Collected data:
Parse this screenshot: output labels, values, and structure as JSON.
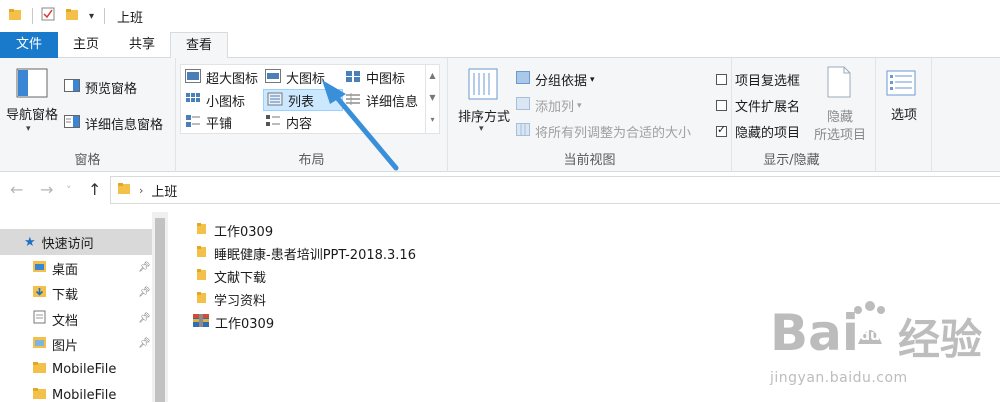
{
  "window": {
    "title": "上班"
  },
  "tabs": [
    {
      "label": "文件"
    },
    {
      "label": "主页"
    },
    {
      "label": "共享"
    },
    {
      "label": "查看"
    }
  ],
  "ribbon": {
    "panes": {
      "label": "窗格",
      "nav_pane": "导航窗格",
      "preview_pane": "预览窗格",
      "details_pane": "详细信息窗格"
    },
    "layout": {
      "label": "布局",
      "extra_large_icons": "超大图标",
      "large_icons": "大图标",
      "medium_icons": "中图标",
      "small_icons": "小图标",
      "list": "列表",
      "details": "详细信息",
      "tiles": "平铺",
      "content": "内容",
      "selected": "列表"
    },
    "current_view": {
      "label": "当前视图",
      "sort_by": "排序方式",
      "group_by": "分组依据",
      "add_columns": "添加列",
      "size_columns": "将所有列调整为合适的大小"
    },
    "show_hide": {
      "label": "显示/隐藏",
      "item_checkboxes": "项目复选框",
      "item_checkboxes_checked": false,
      "file_extensions": "文件扩展名",
      "file_extensions_checked": false,
      "hidden_items": "隐藏的项目",
      "hidden_items_checked": true,
      "hide_selected_1": "隐藏",
      "hide_selected_2": "所选项目"
    },
    "options": {
      "label": "选项"
    }
  },
  "address": {
    "breadcrumb": "上班"
  },
  "navigation": {
    "quick_access": "快速访问",
    "items": [
      {
        "label": "桌面",
        "icon": "desktop-folder-icon",
        "pinned": true
      },
      {
        "label": "下载",
        "icon": "download-folder-icon",
        "pinned": true
      },
      {
        "label": "文档",
        "icon": "document-folder-icon",
        "pinned": true
      },
      {
        "label": "图片",
        "icon": "pictures-folder-icon",
        "pinned": true
      },
      {
        "label": "MobileFile",
        "icon": "folder-icon",
        "pinned": false
      },
      {
        "label": "MobileFile",
        "icon": "folder-icon",
        "pinned": false
      }
    ]
  },
  "files": [
    {
      "name": "工作0309",
      "icon": "folder-icon"
    },
    {
      "name": "睡眠健康-患者培训PPT-2018.3.16",
      "icon": "folder-icon"
    },
    {
      "name": "文献下载",
      "icon": "folder-icon"
    },
    {
      "name": "学习资料",
      "icon": "folder-icon"
    },
    {
      "name": "工作0309",
      "icon": "archive-icon"
    }
  ],
  "watermark": {
    "brand": "Bai",
    "brand_du": "du",
    "cn": "经验",
    "url": "jingyan.baidu.com"
  },
  "colors": {
    "file_tab": "#1979ca",
    "selection": "#cce8ff",
    "folder": "#f3c14a",
    "arrow": "#3a8fd9"
  }
}
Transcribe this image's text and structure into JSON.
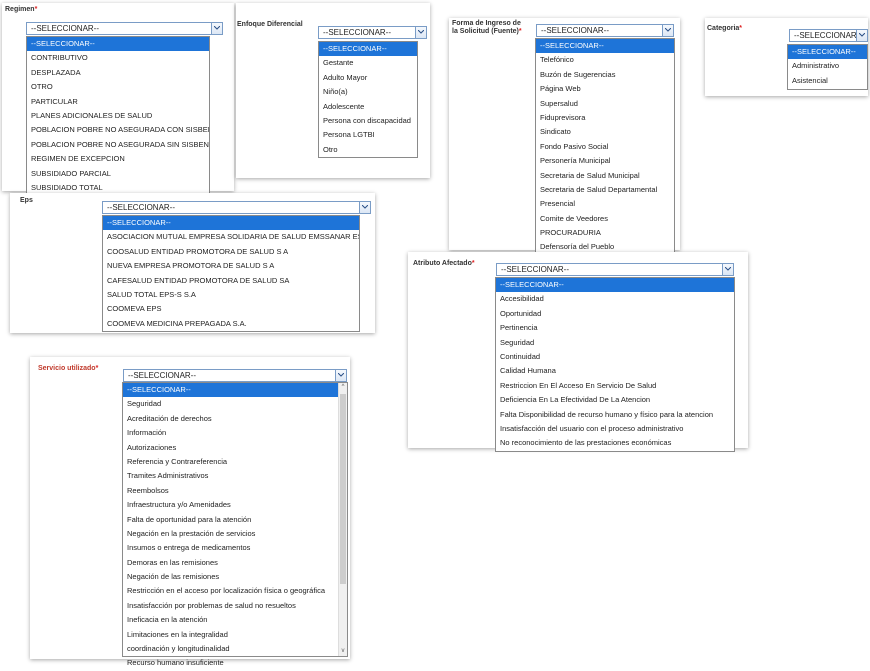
{
  "regimen": {
    "label": "Regimen",
    "required": "*",
    "selected": "--SELECCIONAR--",
    "options": [
      "--SELECCIONAR--",
      "CONTRIBUTIVO",
      "DESPLAZADA",
      "OTRO",
      "PARTICULAR",
      "PLANES ADICIONALES DE SALUD",
      "POBLACION POBRE NO ASEGURADA CON SISBEN",
      "POBLACION POBRE NO ASEGURADA SIN SISBEN",
      "REGIMEN DE EXCEPCION",
      "SUBSIDIADO PARCIAL",
      "SUBSIDIADO TOTAL"
    ]
  },
  "enfoque": {
    "label": "Enfoque Diferencial",
    "selected": "--SELECCIONAR--",
    "options": [
      "--SELECCIONAR--",
      "Gestante",
      "Adulto Mayor",
      "Niño(a)",
      "Adolescente",
      "Persona con discapacidad",
      "Persona LGTBI",
      "Otro"
    ]
  },
  "forma": {
    "label_line1": "Forma de Ingreso de",
    "label_line2": "la Solicitud (Fuente)",
    "required": "*",
    "selected": "--SELECCIONAR--",
    "options": [
      "--SELECCIONAR--",
      "Telefónico",
      "Buzón de Sugerencias",
      "Página Web",
      "Supersalud",
      "Fiduprevisora",
      "Sindicato",
      "Fondo Pasivo Social",
      "Personería Municipal",
      "Secretaria de Salud Municipal",
      "Secretaria de Salud Departamental",
      "Presencial",
      "Comite de Veedores",
      "PROCURADURIA",
      "Defensoría del Pueblo"
    ]
  },
  "categoria": {
    "label": "Categoria",
    "required": "*",
    "selected": "--SELECCIONAR--",
    "options": [
      "--SELECCIONAR--",
      "Administrativo",
      "Asistencial"
    ]
  },
  "eps": {
    "label": "Eps",
    "selected": "--SELECCIONAR--",
    "options": [
      "--SELECCIONAR--",
      "ASOCIACION MUTUAL EMPRESA SOLIDARIA DE SALUD EMSSANAR ESS",
      "COOSALUD ENTIDAD PROMOTORA DE SALUD S A",
      "NUEVA EMPRESA PROMOTORA DE SALUD S A",
      "CAFESALUD ENTIDAD PROMOTORA DE SALUD SA",
      "SALUD TOTAL EPS-S S.A",
      "COOMEVA EPS",
      "COOMEVA MEDICINA PREPAGADA S.A."
    ]
  },
  "atributo": {
    "label": "Atributo Afectado",
    "required": "*",
    "selected": "--SELECCIONAR--",
    "options": [
      "--SELECCIONAR--",
      "Accesibilidad",
      "Oportunidad",
      "Pertinencia",
      "Seguridad",
      "Continuidad",
      "Calidad Humana",
      "Restriccion En El Acceso En Servicio De Salud",
      "Deficiencia En La Efectividad De La Atencion",
      "Falta Disponibilidad de recurso humano y físico para la atencion",
      "Insatisfacción del usuario con el proceso administrativo",
      "No reconocimiento de las prestaciones económicas"
    ]
  },
  "servicio": {
    "label": "Servicio utilizado",
    "required": "*",
    "selected": "--SELECCIONAR--",
    "options": [
      "--SELECCIONAR--",
      "Seguridad",
      "Acreditación de derechos",
      "Información",
      "Autorizaciones",
      "Referencia y Contrareferencia",
      "Tramites Administrativos",
      "Reembolsos",
      "Infraestructura y/o Amenidades",
      "Falta de oportunidad para la atención",
      "Negación en la prestación de servicios",
      "Insumos o entrega de medicamentos",
      "Demoras en las remisiones",
      "Negación de las remisiones",
      "Restricción en el acceso por localización física o geográfica",
      "Insatisfacción por problemas de salud no resueltos",
      "Ineficacia en la atención",
      "Limitaciones en la integralidad",
      "coordinación y longitudinalidad",
      "Recurso humano insuficiente"
    ],
    "scroll_up": "^",
    "scroll_down": "v"
  },
  "colors": {
    "highlight": "#1e74d8",
    "required_label": "#c0392b"
  },
  "icons": {
    "dropdown": "chevron-down-icon"
  }
}
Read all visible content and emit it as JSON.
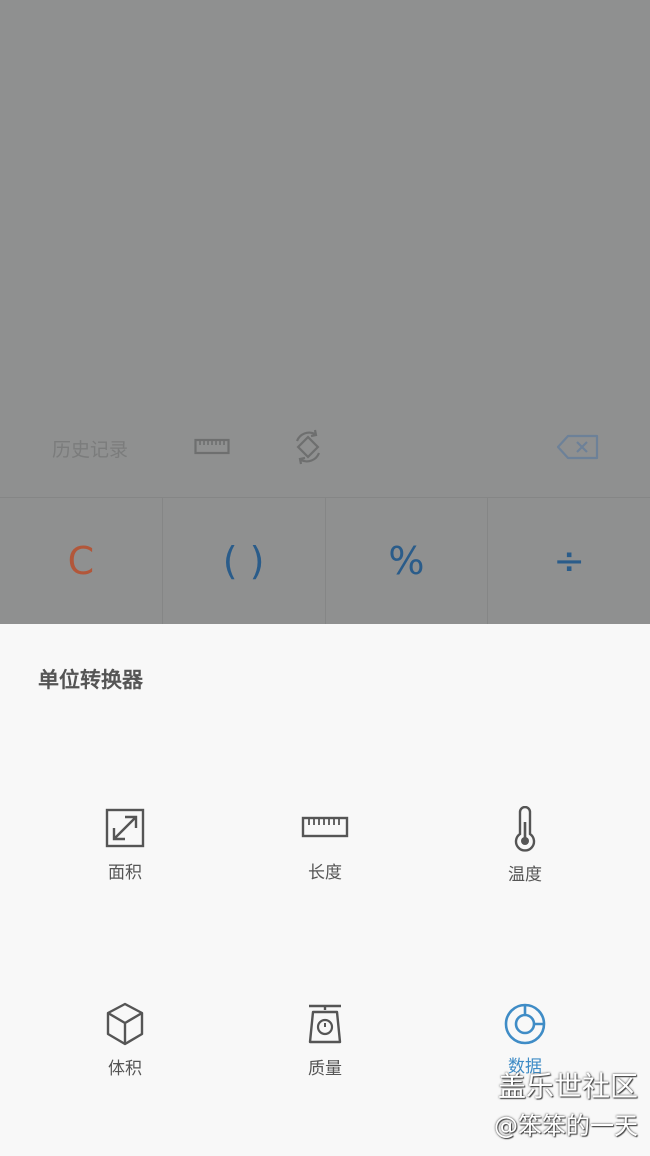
{
  "toolbar": {
    "history_label": "历史记录"
  },
  "keys": {
    "clear": "C",
    "paren": "( )",
    "percent": "%",
    "divide": "÷"
  },
  "sheet": {
    "title": "单位转换器",
    "items": [
      {
        "label": "面积",
        "icon": "area-icon"
      },
      {
        "label": "长度",
        "icon": "ruler-icon"
      },
      {
        "label": "温度",
        "icon": "thermometer-icon"
      },
      {
        "label": "体积",
        "icon": "cube-icon"
      },
      {
        "label": "质量",
        "icon": "scale-icon"
      },
      {
        "label": "数据",
        "icon": "data-icon"
      }
    ],
    "active_color": "#3f8cc6"
  },
  "watermark": {
    "line1": "盖乐世社区",
    "line2": "@笨笨的一天"
  }
}
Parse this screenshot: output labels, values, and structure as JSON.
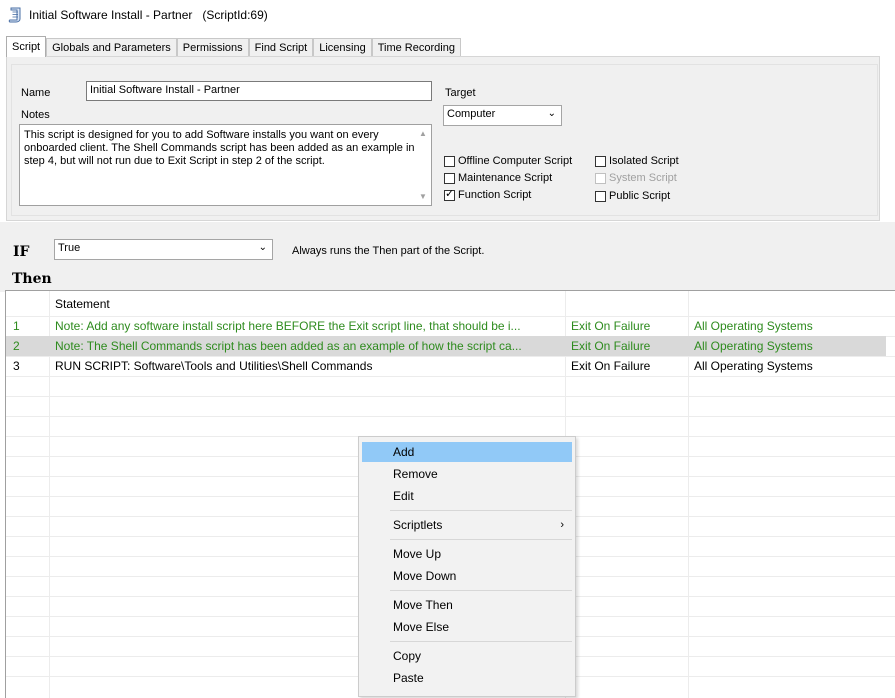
{
  "window": {
    "title": "Initial Software Install - Partner",
    "script_id": "(ScriptId:69)"
  },
  "tabs": [
    {
      "label": "Script",
      "active": true
    },
    {
      "label": "Globals and Parameters"
    },
    {
      "label": "Permissions"
    },
    {
      "label": "Find Script"
    },
    {
      "label": "Licensing"
    },
    {
      "label": "Time Recording"
    }
  ],
  "form": {
    "name_label": "Name",
    "name_value": "Initial Software Install - Partner",
    "notes_label": "Notes",
    "notes_value": "This script is designed for you to add Software installs you want on every onboarded client.  The Shell Commands script has been added as an example in step 4, but will not run due to Exit Script in step 2 of the script.",
    "target_label": "Target",
    "target_value": "Computer",
    "checkboxes": {
      "offline": {
        "label": "Offline Computer Script",
        "checked": false
      },
      "maintenance": {
        "label": "Maintenance Script",
        "checked": false
      },
      "function": {
        "label": "Function Script",
        "checked": true
      },
      "isolated": {
        "label": "Isolated Script",
        "checked": false
      },
      "system": {
        "label": "System Script",
        "checked": false,
        "disabled": true
      },
      "public": {
        "label": "Public Script",
        "checked": false
      }
    }
  },
  "if_section": {
    "if_label": "IF",
    "condition": "True",
    "description": "Always runs the Then part of the Script.",
    "then_label": "Then"
  },
  "grid": {
    "header": "Statement",
    "rows": [
      {
        "num": "1",
        "statement": "Note: Add any software install script here BEFORE the Exit script line, that should be i...",
        "on_failure": "Exit On Failure",
        "os": "All Operating Systems",
        "color": "#2e8b1e"
      },
      {
        "num": "2",
        "statement": "Note: The Shell Commands script has been added as an example of how the script ca...",
        "on_failure": "Exit On Failure",
        "os": "All Operating Systems",
        "color": "#2e8b1e",
        "selected": true
      },
      {
        "num": "3",
        "statement": "RUN SCRIPT:  Software\\Tools and Utilities\\Shell Commands",
        "on_failure": "Exit On Failure",
        "os": "All Operating Systems",
        "color": "#000000"
      }
    ]
  },
  "context_menu": {
    "items": {
      "add": "Add",
      "remove": "Remove",
      "edit": "Edit",
      "scriptlets": "Scriptlets",
      "move_up": "Move Up",
      "move_down": "Move Down",
      "move_then": "Move Then",
      "move_else": "Move Else",
      "copy": "Copy",
      "paste": "Paste"
    },
    "highlighted": "Add",
    "highlight_color": "#91c9f7"
  },
  "colors": {
    "note_green": "#2e8b1e",
    "selection_gray": "#d9d9d9",
    "panel_bg": "#f0f0f0"
  }
}
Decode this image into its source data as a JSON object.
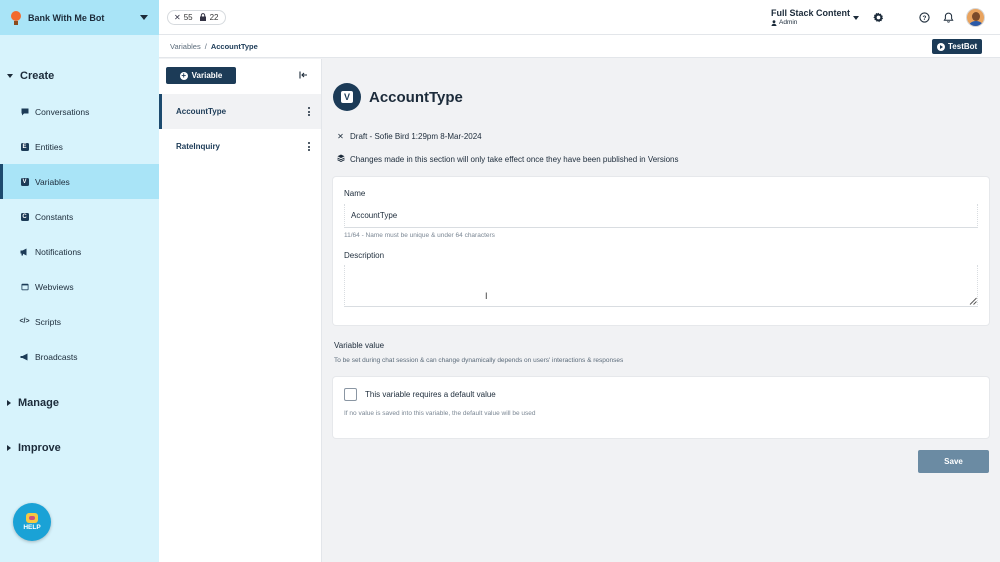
{
  "app": {
    "bot_name": "Bank With Me Bot",
    "stats": {
      "tools_count": "55",
      "locks_count": "22"
    },
    "user": {
      "name": "Full Stack Content",
      "role": "Admin"
    },
    "avatar_alt": "user avatar"
  },
  "sidebar": {
    "sections": {
      "create": "Create",
      "manage": "Manage",
      "improve": "Improve"
    },
    "items": [
      {
        "label": "Conversations",
        "icon": "chat-icon"
      },
      {
        "label": "Entities",
        "icon": "entity-icon"
      },
      {
        "label": "Variables",
        "icon": "variable-icon"
      },
      {
        "label": "Constants",
        "icon": "constant-icon"
      },
      {
        "label": "Notifications",
        "icon": "megaphone-icon"
      },
      {
        "label": "Webviews",
        "icon": "browser-icon"
      },
      {
        "label": "Scripts",
        "icon": "code-icon"
      },
      {
        "label": "Broadcasts",
        "icon": "broadcast-icon"
      }
    ],
    "help_label": "HELP"
  },
  "breadcrumb": {
    "parent": "Variables",
    "separator": "/",
    "current": "AccountType"
  },
  "toolbar": {
    "testbot_label": "TestBot"
  },
  "list": {
    "add_label": "Variable",
    "items": [
      {
        "label": "AccountType"
      },
      {
        "label": "RateInquiry"
      }
    ]
  },
  "detail": {
    "icon_letter": "V",
    "title": "AccountType",
    "draft_info": "Draft - Sofie Bird 1:29pm 8-Mar-2024",
    "publish_note": "Changes made in this section will only take effect once they have been published in Versions",
    "name_label": "Name",
    "name_value": "AccountType",
    "name_hint": "11/64 - Name must be unique & under 64 characters",
    "description_label": "Description",
    "description_value": "",
    "variable_value_title": "Variable value",
    "variable_value_sub": "To be set during chat session & can change dynamically depends on users' interactions & responses",
    "default_checkbox_label": "This variable requires a default value",
    "default_checkbox_checked": false,
    "default_hint": "If no value is saved into this variable, the default value will be used",
    "save_label": "Save"
  },
  "colors": {
    "accent": "#1c3b57",
    "sidebar_bg": "#d7f3fc",
    "sidebar_active": "#a9e4f7",
    "save_button": "#6b8ba3"
  }
}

> _Short exercise_
Go through the listing above and return every line where the word "POBRE" occurs.

> _Expected output_
      "POBLACION POBRE NO ASEGURADA CON SISBEN",
      "POBLACION POBRE NO ASEGURADA SIN SISBEN",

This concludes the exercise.